> [TASK DIRECTIONS] What follows is a listing; restate every line of it word for word.

+---+

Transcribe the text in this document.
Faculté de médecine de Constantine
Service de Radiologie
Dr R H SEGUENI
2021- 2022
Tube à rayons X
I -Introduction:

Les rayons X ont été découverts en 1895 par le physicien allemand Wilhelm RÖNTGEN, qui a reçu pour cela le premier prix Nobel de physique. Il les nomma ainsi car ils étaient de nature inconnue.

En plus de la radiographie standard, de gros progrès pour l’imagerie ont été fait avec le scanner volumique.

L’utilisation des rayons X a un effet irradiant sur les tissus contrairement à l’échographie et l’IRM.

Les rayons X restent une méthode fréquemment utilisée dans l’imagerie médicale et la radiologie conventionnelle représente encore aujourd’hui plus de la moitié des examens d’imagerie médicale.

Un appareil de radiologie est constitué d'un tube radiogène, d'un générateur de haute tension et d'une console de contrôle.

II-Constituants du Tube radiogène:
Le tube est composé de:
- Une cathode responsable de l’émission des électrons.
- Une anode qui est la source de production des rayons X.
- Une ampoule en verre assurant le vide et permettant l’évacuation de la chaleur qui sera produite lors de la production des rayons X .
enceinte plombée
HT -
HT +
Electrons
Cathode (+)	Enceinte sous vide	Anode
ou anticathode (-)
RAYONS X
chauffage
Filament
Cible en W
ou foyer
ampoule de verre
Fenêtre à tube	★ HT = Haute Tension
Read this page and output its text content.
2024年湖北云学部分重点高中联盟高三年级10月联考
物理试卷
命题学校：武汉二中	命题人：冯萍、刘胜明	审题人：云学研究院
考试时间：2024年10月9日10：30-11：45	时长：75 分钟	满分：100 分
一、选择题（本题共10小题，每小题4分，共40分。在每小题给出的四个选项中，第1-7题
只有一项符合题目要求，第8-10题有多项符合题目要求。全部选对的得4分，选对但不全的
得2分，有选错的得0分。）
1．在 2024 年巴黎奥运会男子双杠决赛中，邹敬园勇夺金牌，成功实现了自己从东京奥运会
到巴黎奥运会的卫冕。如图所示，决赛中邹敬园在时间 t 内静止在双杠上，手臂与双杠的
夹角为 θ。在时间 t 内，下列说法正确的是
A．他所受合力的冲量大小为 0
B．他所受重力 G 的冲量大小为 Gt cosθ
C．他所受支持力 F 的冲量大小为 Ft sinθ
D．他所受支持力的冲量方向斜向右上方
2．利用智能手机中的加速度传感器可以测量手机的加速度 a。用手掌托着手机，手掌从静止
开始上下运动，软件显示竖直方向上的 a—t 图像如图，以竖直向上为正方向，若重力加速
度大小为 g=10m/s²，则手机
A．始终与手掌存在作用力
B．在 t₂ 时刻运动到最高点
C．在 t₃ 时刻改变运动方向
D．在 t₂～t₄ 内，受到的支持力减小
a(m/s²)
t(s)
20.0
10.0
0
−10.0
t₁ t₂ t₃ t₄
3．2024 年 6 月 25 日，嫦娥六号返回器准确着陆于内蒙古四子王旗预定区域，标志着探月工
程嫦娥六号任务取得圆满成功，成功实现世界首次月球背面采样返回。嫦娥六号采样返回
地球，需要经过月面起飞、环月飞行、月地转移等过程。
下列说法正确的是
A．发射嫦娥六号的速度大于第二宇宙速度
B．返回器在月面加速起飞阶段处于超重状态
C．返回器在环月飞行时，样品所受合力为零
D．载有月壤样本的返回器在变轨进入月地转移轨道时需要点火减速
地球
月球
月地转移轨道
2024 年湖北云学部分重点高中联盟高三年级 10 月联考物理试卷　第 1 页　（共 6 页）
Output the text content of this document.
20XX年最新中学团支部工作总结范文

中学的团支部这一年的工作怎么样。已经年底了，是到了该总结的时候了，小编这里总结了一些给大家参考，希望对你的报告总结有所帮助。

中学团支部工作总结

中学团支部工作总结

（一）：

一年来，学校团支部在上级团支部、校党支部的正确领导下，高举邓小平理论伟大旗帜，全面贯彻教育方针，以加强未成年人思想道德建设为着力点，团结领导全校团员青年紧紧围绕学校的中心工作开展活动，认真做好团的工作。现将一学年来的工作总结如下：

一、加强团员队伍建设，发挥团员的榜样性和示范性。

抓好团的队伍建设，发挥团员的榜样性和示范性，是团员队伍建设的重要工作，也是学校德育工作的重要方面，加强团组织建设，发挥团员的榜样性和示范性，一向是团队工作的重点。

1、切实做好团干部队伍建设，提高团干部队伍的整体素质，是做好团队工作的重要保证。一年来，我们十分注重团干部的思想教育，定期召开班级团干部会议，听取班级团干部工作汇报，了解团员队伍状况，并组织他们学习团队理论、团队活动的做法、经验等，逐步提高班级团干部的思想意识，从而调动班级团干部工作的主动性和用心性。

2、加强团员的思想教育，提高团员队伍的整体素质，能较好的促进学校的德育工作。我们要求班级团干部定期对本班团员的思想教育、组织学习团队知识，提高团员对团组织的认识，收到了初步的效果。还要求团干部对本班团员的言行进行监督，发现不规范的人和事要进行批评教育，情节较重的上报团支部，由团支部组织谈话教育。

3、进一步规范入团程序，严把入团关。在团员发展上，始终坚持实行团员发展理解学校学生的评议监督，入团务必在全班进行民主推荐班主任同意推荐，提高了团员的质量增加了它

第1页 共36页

+---+

> [EXERCISE RESPONSE]
Transcribe the text in this document.
Faculté de médecine de Constantine
Service de Radiologie
Dr R H SEGUENI
2021- 2022
Tube à rayons X
I -Introduction:

Les rayons X ont été découverts en 1895 par le physicien allemand Wilhelm RÖNTGEN, qui a reçu pour cela le premier prix Nobel de physique. Il les nomma ainsi car ils étaient de nature inconnue.

En plus de la radiographie standard, de gros progrès pour l’imagerie ont été fait avec le scanner volumique.

L’utilisation des rayons X a un effet irradiant sur les tissus contrairement à l’échographie et l’IRM.

Les rayons X restent une méthode fréquemment utilisée dans l’imagerie médicale et la radiologie conventionnelle représente encore aujourd’hui plus de la moitié des examens d’imagerie médicale.

Un appareil de radiologie est constitué d'un tube radiogène, d'un générateur de haute tension et d'une console de contrôle.

II-Constituants du Tube radiogène:
Le tube est composé de:
- Une cathode responsable de l’émission des électrons.
- Une anode qui est la source de production des rayons X.
- Une ampoule en verre assurant le vide et permettant l’évacuation de la chaleur qui sera produite lors de la production des rayons X .
enceinte plombée
HT -
HT +
Electrons
Cathode (+)	Enceinte sous vide	Anode
ou anticathode (-)
RAYONS X
chauffage
Filament
Cible en W
ou foyer
ampoule de verre
Fenêtre à tube	★ HT = Haute Tension
Read this page and output its text content.
2024年湖北云学部分重点高中联盟高三年级10月联考
物理试卷
命题学校：武汉二中	命题人：冯萍、刘胜明	审题人：云学研究院
考试时间：2024年10月9日10：30-11：45	时长：75 分钟	满分：100 分
一、选择题（本题共10小题，每小题4分，共40分。在每小题给出的四个选项中，第1-7题
只有一项符合题目要求，第8-10题有多项符合题目要求。全部选对的得4分，选对但不全的
得2分，有选错的得0分。）
1．在 2024 年巴黎奥运会男子双杠决赛中，邹敬园勇夺金牌，成功实现了自己从东京奥运会
到巴黎奥运会的卫冕。如图所示，决赛中邹敬园在时间 t 内静止在双杠上，手臂与双杠的
夹角为 θ。在时间 t 内，下列说法正确的是
A．他所受合力的冲量大小为 0
B．他所受重力 G 的冲量大小为 Gt cosθ
C．他所受支持力 F 的冲量大小为 Ft sinθ
D．他所受支持力的冲量方向斜向右上方
2．利用智能手机中的加速度传感器可以测量手机的加速度 a。用手掌托着手机，手掌从静止
开始上下运动，软件显示竖直方向上的 a—t 图像如图，以竖直向上为正方向，若重力加速
度大小为 g=10m/s²，则手机
A．始终与手掌存在作用力
B．在 t₂ 时刻运动到最高点
C．在 t₃ 时刻改变运动方向
D．在 t₂～t₄ 内，受到的支持力减小
a(m/s²)
t(s)
20.0
10.0
0
−10.0
t₁ t₂ t₃ t₄
3．2024 年 6 月 25 日，嫦娥六号返回器准确着陆于内蒙古四子王旗预定区域，标志着探月工
程嫦娥六号任务取得圆满成功，成功实现世界首次月球背面采样返回。嫦娥六号采样返回
地球，需要经过月面起飞、环月飞行、月地转移等过程。
下列说法正确的是
A．发射嫦娥六号的速度大于第二宇宙速度
B．返回器在月面加速起飞阶段处于超重状态
C．返回器在环月飞行时，样品所受合力为零
D．载有月壤样本的返回器在变轨进入月地转移轨道时需要点火减速
地球
月球
月地转移轨道
2024 年湖北云学部分重点高中联盟高三年级 10 月联考物理试卷　第 1 页　（共 6 页）
Output the text content of this document.
20XX年最新中学团支部工作总结范文

中学的团支部这一年的工作怎么样。已经年底了，是到了该总结的时候了，小编这里总结了一些给大家参考，希望对你的报告总结有所帮助。

中学团支部工作总结

中学团支部工作总结

（一）：

一年来，学校团支部在上级团支部、校党支部的正确领导下，高举邓小平理论伟大旗帜，全面贯彻教育方针，以加强未成年人思想道德建设为着力点，团结领导全校团员青年紧紧围绕学校的中心工作开展活动，认真做好团的工作。现将一学年来的工作总结如下：

一、加强团员队伍建设，发挥团员的榜样性和示范性。

抓好团的队伍建设，发挥团员的榜样性和示范性，是团员队伍建设的重要工作，也是学校德育工作的重要方面，加强团组织建设，发挥团员的榜样性和示范性，一向是团队工作的重点。

1、切实做好团干部队伍建设，提高团干部队伍的整体素质，是做好团队工作的重要保证。一年来，我们十分注重团干部的思想教育，定期召开班级团干部会议，听取班级团干部工作汇报，了解团员队伍状况，并组织他们学习团队理论、团队活动的做法、经验等，逐步提高班级团干部的思想意识，从而调动班级团干部工作的主动性和用心性。

2、加强团员的思想教育，提高团员队伍的整体素质，能较好的促进学校的德育工作。我们要求班级团干部定期对本班团员的思想教育、组织学习团队知识，提高团员对团组织的认识，收到了初步的效果。还要求团干部对本班团员的言行进行监督，发现不规范的人和事要进行批评教育，情节较重的上报团支部，由团支部组织谈话教育。

3、进一步规范入团程序，严把入团关。在团员发展上，始终坚持实行团员发展理解学校学生的评议监督，入团务必在全班进行民主推荐班主任同意推荐，提高了团员的质量增加了它

第1页 共36页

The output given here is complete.